## WHAT YOU HAVE TO DO
Return the listing below in full, with every line exactly as it is.

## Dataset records
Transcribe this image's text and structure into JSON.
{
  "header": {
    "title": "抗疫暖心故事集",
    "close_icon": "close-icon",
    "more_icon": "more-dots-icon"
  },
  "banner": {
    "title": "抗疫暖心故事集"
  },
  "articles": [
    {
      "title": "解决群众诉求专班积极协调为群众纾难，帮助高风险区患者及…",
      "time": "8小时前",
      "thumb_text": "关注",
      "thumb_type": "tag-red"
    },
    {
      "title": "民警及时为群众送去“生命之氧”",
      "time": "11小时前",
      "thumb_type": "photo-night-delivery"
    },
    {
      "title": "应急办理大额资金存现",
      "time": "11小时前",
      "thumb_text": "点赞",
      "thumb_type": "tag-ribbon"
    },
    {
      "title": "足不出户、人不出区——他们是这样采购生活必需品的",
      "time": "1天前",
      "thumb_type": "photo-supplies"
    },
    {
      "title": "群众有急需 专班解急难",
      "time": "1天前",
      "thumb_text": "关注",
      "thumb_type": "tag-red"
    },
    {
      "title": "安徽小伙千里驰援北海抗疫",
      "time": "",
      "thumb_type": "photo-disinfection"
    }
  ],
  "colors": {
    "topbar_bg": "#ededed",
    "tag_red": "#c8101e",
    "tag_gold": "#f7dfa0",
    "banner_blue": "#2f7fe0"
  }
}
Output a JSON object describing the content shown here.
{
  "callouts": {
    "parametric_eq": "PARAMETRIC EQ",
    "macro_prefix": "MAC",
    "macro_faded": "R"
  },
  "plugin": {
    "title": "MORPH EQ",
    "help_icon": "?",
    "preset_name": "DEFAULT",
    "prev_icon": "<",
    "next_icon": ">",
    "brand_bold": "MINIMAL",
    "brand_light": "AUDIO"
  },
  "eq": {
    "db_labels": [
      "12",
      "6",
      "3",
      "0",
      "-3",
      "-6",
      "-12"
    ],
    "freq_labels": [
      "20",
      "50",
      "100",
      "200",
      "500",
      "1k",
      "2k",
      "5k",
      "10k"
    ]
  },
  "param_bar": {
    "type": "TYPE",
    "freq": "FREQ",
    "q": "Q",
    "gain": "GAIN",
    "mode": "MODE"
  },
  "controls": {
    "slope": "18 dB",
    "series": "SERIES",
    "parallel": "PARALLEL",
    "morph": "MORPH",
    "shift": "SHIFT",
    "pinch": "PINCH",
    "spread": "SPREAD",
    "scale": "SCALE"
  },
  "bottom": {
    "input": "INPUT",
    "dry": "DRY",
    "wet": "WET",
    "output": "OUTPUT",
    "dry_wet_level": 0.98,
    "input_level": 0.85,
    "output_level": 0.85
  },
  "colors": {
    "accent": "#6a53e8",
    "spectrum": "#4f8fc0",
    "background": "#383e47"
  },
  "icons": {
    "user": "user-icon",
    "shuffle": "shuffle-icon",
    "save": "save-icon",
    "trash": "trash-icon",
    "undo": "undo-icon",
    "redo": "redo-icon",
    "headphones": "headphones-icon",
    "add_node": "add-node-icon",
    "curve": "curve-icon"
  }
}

## RESULT OF THE EXERCISE
Transcribe this image's text and structure into JSON.
{
  "header": {
    "title": "抗疫暖心故事集",
    "close_icon": "close-icon",
    "more_icon": "more-dots-icon"
  },
  "banner": {
    "title": "抗疫暖心故事集"
  },
  "articles": [
    {
      "title": "解决群众诉求专班积极协调为群众纾难，帮助高风险区患者及…",
      "time": "8小时前",
      "thumb_text": "关注",
      "thumb_type": "tag-red"
    },
    {
      "title": "民警及时为群众送去“生命之氧”",
      "time": "11小时前",
      "thumb_type": "photo-night-delivery"
    },
    {
      "title": "应急办理大额资金存现",
      "time": "11小时前",
      "thumb_text": "点赞",
      "thumb_type": "tag-ribbon"
    },
    {
      "title": "足不出户、人不出区——他们是这样采购生活必需品的",
      "time": "1天前",
      "thumb_type": "photo-supplies"
    },
    {
      "title": "群众有急需 专班解急难",
      "time": "1天前",
      "thumb_text": "关注",
      "thumb_type": "tag-red"
    },
    {
      "title": "安徽小伙千里驰援北海抗疫",
      "time": "",
      "thumb_type": "photo-disinfection"
    }
  ],
  "colors": {
    "topbar_bg": "#ededed",
    "tag_red": "#c8101e",
    "tag_gold": "#f7dfa0",
    "banner_blue": "#2f7fe0"
  }
}
Output a JSON object describing the content shown here.
{
  "callouts": {
    "parametric_eq": "PARAMETRIC EQ",
    "macro_prefix": "MAC",
    "macro_faded": "R"
  },
  "plugin": {
    "title": "MORPH EQ",
    "help_icon": "?",
    "preset_name": "DEFAULT",
    "prev_icon": "<",
    "next_icon": ">",
    "brand_bold": "MINIMAL",
    "brand_light": "AUDIO"
  },
  "eq": {
    "db_labels": [
      "12",
      "6",
      "3",
      "0",
      "-3",
      "-6",
      "-12"
    ],
    "freq_labels": [
      "20",
      "50",
      "100",
      "200",
      "500",
      "1k",
      "2k",
      "5k",
      "10k"
    ]
  },
  "param_bar": {
    "type": "TYPE",
    "freq": "FREQ",
    "q": "Q",
    "gain": "GAIN",
    "mode": "MODE"
  },
  "controls": {
    "slope": "18 dB",
    "series": "SERIES",
    "parallel": "PARALLEL",
    "morph": "MORPH",
    "shift": "SHIFT",
    "pinch": "PINCH",
    "spread": "SPREAD",
    "scale": "SCALE"
  },
  "bottom": {
    "input": "INPUT",
    "dry": "DRY",
    "wet": "WET",
    "output": "OUTPUT",
    "dry_wet_level": 0.98,
    "input_level": 0.85,
    "output_level": 0.85
  },
  "colors": {
    "accent": "#6a53e8",
    "spectrum": "#4f8fc0",
    "background": "#383e47"
  },
  "icons": {
    "user": "user-icon",
    "shuffle": "shuffle-icon",
    "save": "save-icon",
    "trash": "trash-icon",
    "undo": "undo-icon",
    "redo": "redo-icon",
    "headphones": "headphones-icon",
    "add_node": "add-node-icon",
    "curve": "curve-icon"
  }
}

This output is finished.